▸ **Records for this exercise**:
----------
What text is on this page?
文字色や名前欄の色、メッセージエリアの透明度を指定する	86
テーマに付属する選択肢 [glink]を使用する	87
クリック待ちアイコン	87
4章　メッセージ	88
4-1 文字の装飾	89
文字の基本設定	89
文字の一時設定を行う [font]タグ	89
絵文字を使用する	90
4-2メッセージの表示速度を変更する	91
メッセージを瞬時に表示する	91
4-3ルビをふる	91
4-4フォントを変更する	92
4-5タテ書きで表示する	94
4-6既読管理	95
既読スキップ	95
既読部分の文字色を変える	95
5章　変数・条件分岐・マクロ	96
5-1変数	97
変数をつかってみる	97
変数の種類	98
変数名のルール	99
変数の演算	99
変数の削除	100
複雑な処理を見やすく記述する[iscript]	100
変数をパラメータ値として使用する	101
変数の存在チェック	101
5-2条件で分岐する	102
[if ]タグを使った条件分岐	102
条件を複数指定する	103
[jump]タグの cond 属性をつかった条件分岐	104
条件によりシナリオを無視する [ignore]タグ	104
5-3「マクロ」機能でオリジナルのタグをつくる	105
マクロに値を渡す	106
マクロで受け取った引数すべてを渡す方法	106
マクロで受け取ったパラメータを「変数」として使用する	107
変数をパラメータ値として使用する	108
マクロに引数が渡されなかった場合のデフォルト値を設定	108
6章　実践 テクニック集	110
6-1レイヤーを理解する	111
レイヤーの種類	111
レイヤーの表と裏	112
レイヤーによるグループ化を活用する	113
----------
▸ **Objective**:
Repeat the data precisely, reproducing every entry.

▸ **Task response**:
What text is on this page?
文字色や名前欄の色、メッセージエリアの透明度を指定する	86
テーマに付属する選択肢 [glink]を使用する	87
クリック待ちアイコン	87
4章　メッセージ	88
4-1 文字の装飾	89
文字の基本設定	89
文字の一時設定を行う [font]タグ	89
絵文字を使用する	90
4-2メッセージの表示速度を変更する	91
メッセージを瞬時に表示する	91
4-3ルビをふる	91
4-4フォントを変更する	92
4-5タテ書きで表示する	94
4-6既読管理	95
既読スキップ	95
既読部分の文字色を変える	95
5章　変数・条件分岐・マクロ	96
5-1変数	97
変数をつかってみる	97
変数の種類	98
変数名のルール	99
変数の演算	99
変数の削除	100
複雑な処理を見やすく記述する[iscript]	100
変数をパラメータ値として使用する	101
変数の存在チェック	101
5-2条件で分岐する	102
[if ]タグを使った条件分岐	102
条件を複数指定する	103
[jump]タグの cond 属性をつかった条件分岐	104
条件によりシナリオを無視する [ignore]タグ	104
5-3「マクロ」機能でオリジナルのタグをつくる	105
マクロに値を渡す	106
マクロで受け取った引数すべてを渡す方法	106
マクロで受け取ったパラメータを「変数」として使用する	107
変数をパラメータ値として使用する	108
マクロに引数が渡されなかった場合のデフォルト値を設定	108
6章　実践 テクニック集	110
6-1レイヤーを理解する	111
レイヤーの種類	111
レイヤーの表と裏	112
レイヤーによるグループ化を活用する	113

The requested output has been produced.